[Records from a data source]
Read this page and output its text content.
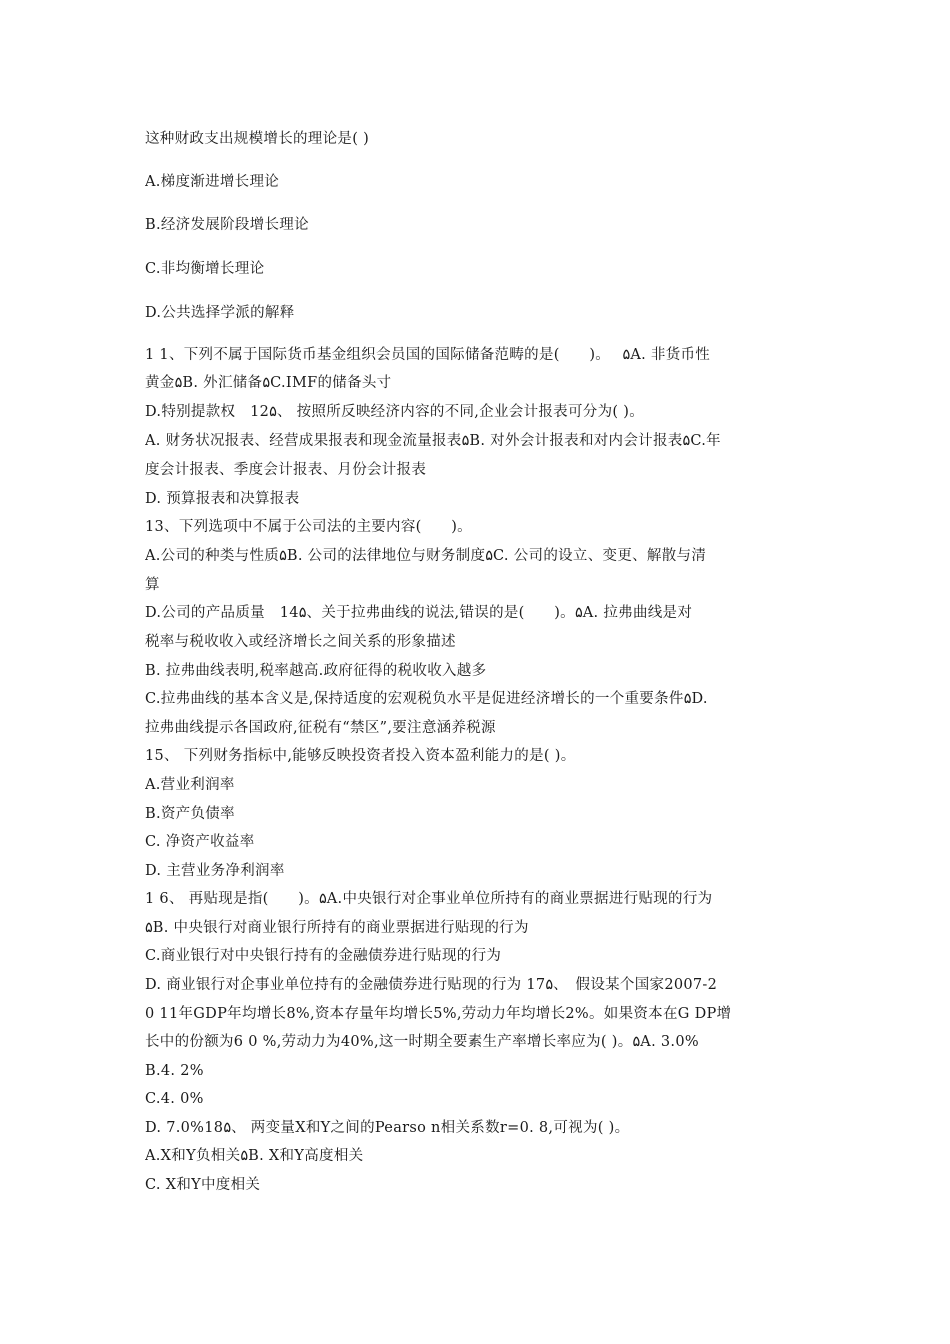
这种财政支出规模增长的理论是( )
A.梯度渐进增长理论
B.经济发展阶段增长理论
C.非均衡增长理论
D.公共选择学派的解释
1 1、下列不属于国际货币基金组织会员国的国际储备范畴的是(　　)。　 ۵A. 非货币性
黄金۵B. 外汇储备۵C.IMF的储备头寸
D.特别提款权　12۵、 按照所反映经济内容的不同,企业会计报表可分为( )。
A. 财务状况报表、经营成果报表和现金流量报表۵B. 对外会计报表和对内会计报表۵C.年
度会计报表、季度会计报表、月份会计报表
D. 预算报表和决算报表
13、下列选项中不属于公司法的主要内容(　　)。
A.公司的种类与性质۵B. 公司的法律地位与财务制度۵C. 公司的设立、变更、解散与清
算
D.公司的产品质量　14۵、关于拉弗曲线的说法,错误的是(　　)。۵A. 拉弗曲线是对
税率与税收收入或经济增长之间关系的形象描述
B. 拉弗曲线表明,税率越高.政府征得的税收收入越多
C.拉弗曲线的基本含义是,保持适度的宏观税负水平是促进经济增长的一个重要条件۵D.
拉弗曲线提示各国政府,征税有“禁区”,要注意涵养税源
15、 下列财务指标中,能够反映投资者投入资本盈利能力的是( )。
A.营业利润率
B.资产负债率
C. 净资产收益率
D. 主营业务净利润率
1 6、 再贴现是指(　　)。۵A.中央银行对企事业单位所持有的商业票据进行贴现的行为
۵B. 中央银行对商业银行所持有的商业票据进行贴现的行为
C.商业银行对中央银行持有的金融债券进行贴现的行为
D. 商业银行对企事业单位持有的金融债券进行贴现的行为 17۵、　假设某个国家2007-2
0 11年GDP年均增长8%,资本存量年均增长5%,劳动力年均增长2%。如果资本在G DP增
长中的份额为6 0 %,劳动力为40%,这一时期全要素生产率增长率应为( )。۵A. 3.0%
B.4. 2%
C.4. 0%
D. 7.0%18۵、 两变量X和Y之间的Pearso n相关系数r=0. 8,可视为( )。
A.X和Y负相关۵B. X和Y高度相关
C. X和Y中度相关
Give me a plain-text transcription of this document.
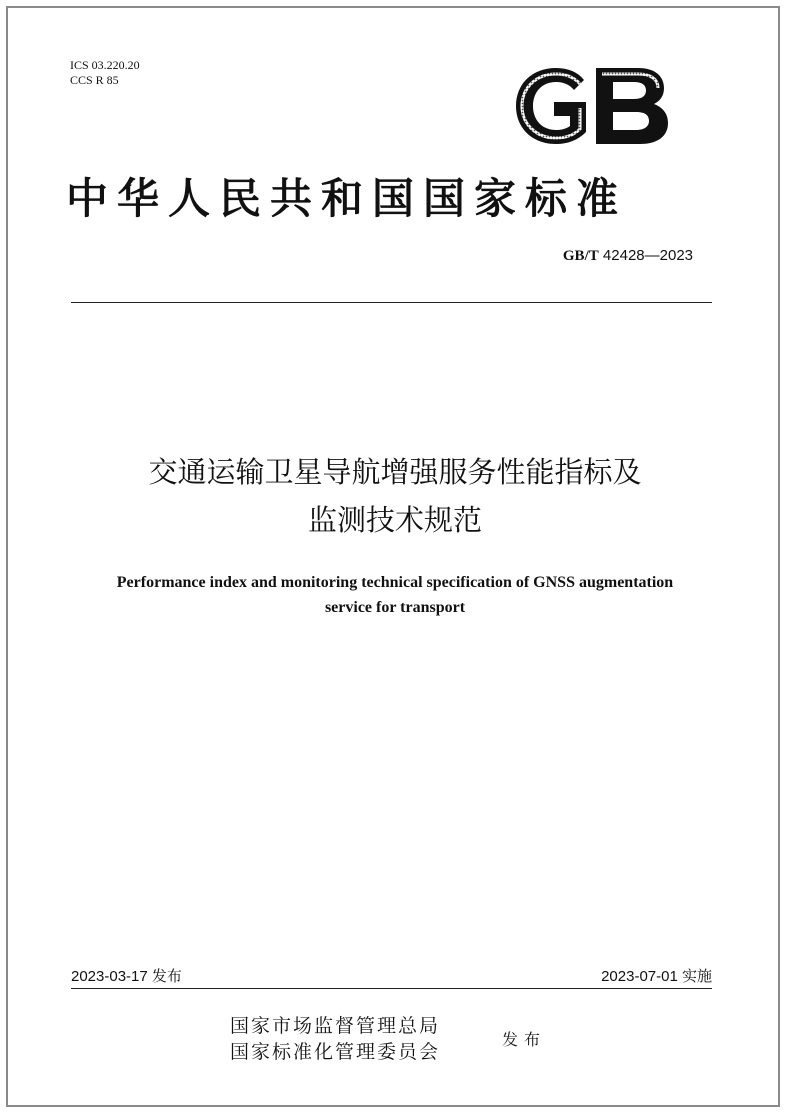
ICS 03.220.20
CCS R 85
中华人民共和国国家标准
GB/T 42428—2023
交通运输卫星导航增强服务性能指标及
监测技术规范
Performance index and monitoring technical specification of GNSS augmentation
service for transport
2023-03-17 发布	2023-07-01 实施
国家市场监督管理总局
国家标准化管理委员会
发布
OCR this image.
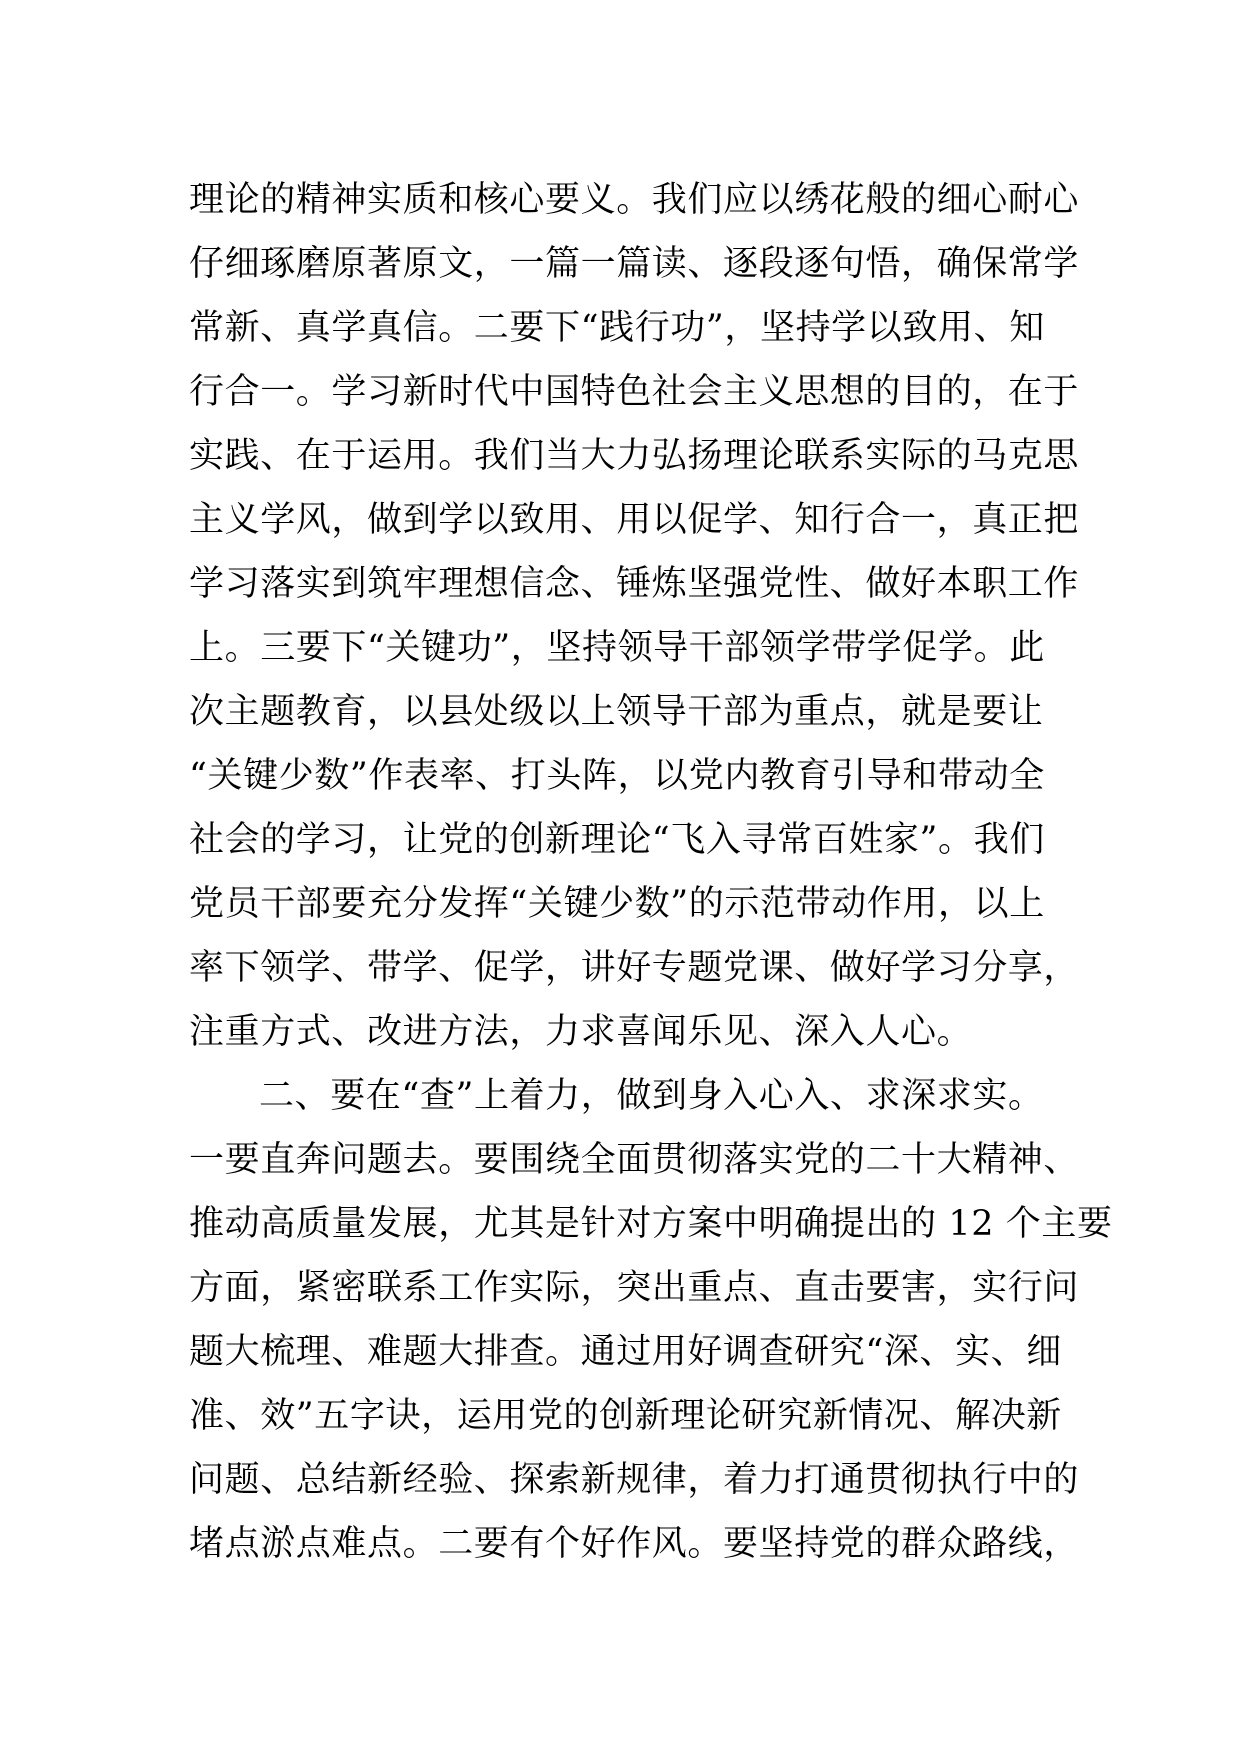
理论的精神实质和核心要义。我们应以绣花般的细心耐心
仔细琢磨原著原文，一篇一篇读、逐段逐句悟，确保常学
常新、真学真信。二要下“践行功”，坚持学以致用、知
行合一。学习新时代中国特色社会主义思想的目的，在于
实践、在于运用。我们当大力弘扬理论联系实际的马克思
主义学风，做到学以致用、用以促学、知行合一，真正把
学习落实到筑牢理想信念、锤炼坚强党性、做好本职工作
上。三要下“关键功”，坚持领导干部领学带学促学。此
次主题教育，以县处级以上领导干部为重点，就是要让
“关键少数”作表率、打头阵，以党内教育引导和带动全
社会的学习，让党的创新理论“飞入寻常百姓家”。我们
党员干部要充分发挥“关键少数”的示范带动作用，以上
率下领学、带学、促学，讲好专题党课、做好学习分享，
注重方式、改进方法，力求喜闻乐见、深入人心。
二、要在“查”上着力，做到身入心入、求深求实。
一要直奔问题去。要围绕全面贯彻落实党的二十大精神、
推动高质量发展，尤其是针对方案中明确提出的 12 个主要
方面，紧密联系工作实际，突出重点、直击要害，实行问
题大梳理、难题大排查。通过用好调查研究“深、实、细
准、效”五字诀，运用党的创新理论研究新情况、解决新
问题、总结新经验、探索新规律，着力打通贯彻执行中的
堵点淤点难点。二要有个好作风。要坚持党的群众路线，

__Problem__:
Find how many lines in the material hold the word "关键少数" and state that number alone.

__Exercise answer__:
2